+++ Entries provided +++
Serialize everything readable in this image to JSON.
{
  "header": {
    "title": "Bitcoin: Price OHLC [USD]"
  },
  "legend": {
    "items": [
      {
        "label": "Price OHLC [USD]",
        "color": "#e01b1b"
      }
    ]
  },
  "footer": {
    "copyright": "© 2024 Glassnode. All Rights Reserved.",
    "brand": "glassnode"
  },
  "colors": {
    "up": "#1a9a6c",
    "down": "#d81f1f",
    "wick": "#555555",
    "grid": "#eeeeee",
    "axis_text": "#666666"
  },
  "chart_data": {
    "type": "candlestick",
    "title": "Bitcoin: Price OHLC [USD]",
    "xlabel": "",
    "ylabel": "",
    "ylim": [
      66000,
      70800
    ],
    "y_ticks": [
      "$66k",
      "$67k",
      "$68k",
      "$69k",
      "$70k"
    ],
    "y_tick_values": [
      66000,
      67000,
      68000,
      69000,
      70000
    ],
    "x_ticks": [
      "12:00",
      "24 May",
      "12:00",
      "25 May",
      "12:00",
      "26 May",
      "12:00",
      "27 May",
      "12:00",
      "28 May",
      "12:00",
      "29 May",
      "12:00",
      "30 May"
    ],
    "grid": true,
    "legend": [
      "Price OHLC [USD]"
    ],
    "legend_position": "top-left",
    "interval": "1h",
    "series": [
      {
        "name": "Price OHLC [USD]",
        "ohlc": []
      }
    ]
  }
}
+++
→ **Task details**: Exactly as written above, please repeat the entries.

→ **Response to this task**:
Serialize everything readable in this image to JSON.
{
  "header": {
    "title": "Bitcoin: Price OHLC [USD]"
  },
  "legend": {
    "items": [
      {
        "label": "Price OHLC [USD]",
        "color": "#e01b1b"
      }
    ]
  },
  "footer": {
    "copyright": "© 2024 Glassnode. All Rights Reserved.",
    "brand": "glassnode"
  },
  "colors": {
    "up": "#1a9a6c",
    "down": "#d81f1f",
    "wick": "#555555",
    "grid": "#eeeeee",
    "axis_text": "#666666"
  },
  "chart_data": {
    "type": "candlestick",
    "title": "Bitcoin: Price OHLC [USD]",
    "xlabel": "",
    "ylabel": "",
    "ylim": [
      66000,
      70800
    ],
    "y_ticks": [
      "$66k",
      "$67k",
      "$68k",
      "$69k",
      "$70k"
    ],
    "y_tick_values": [
      66000,
      67000,
      68000,
      69000,
      70000
    ],
    "x_ticks": [
      "12:00",
      "24 May",
      "12:00",
      "25 May",
      "12:00",
      "26 May",
      "12:00",
      "27 May",
      "12:00",
      "28 May",
      "12:00",
      "29 May",
      "12:00",
      "30 May"
    ],
    "grid": true,
    "legend": [
      "Price OHLC [USD]"
    ],
    "legend_position": "top-left",
    "interval": "1h",
    "series": [
      {
        "name": "Price OHLC [USD]",
        "ohlc": []
      }
    ]
  }
}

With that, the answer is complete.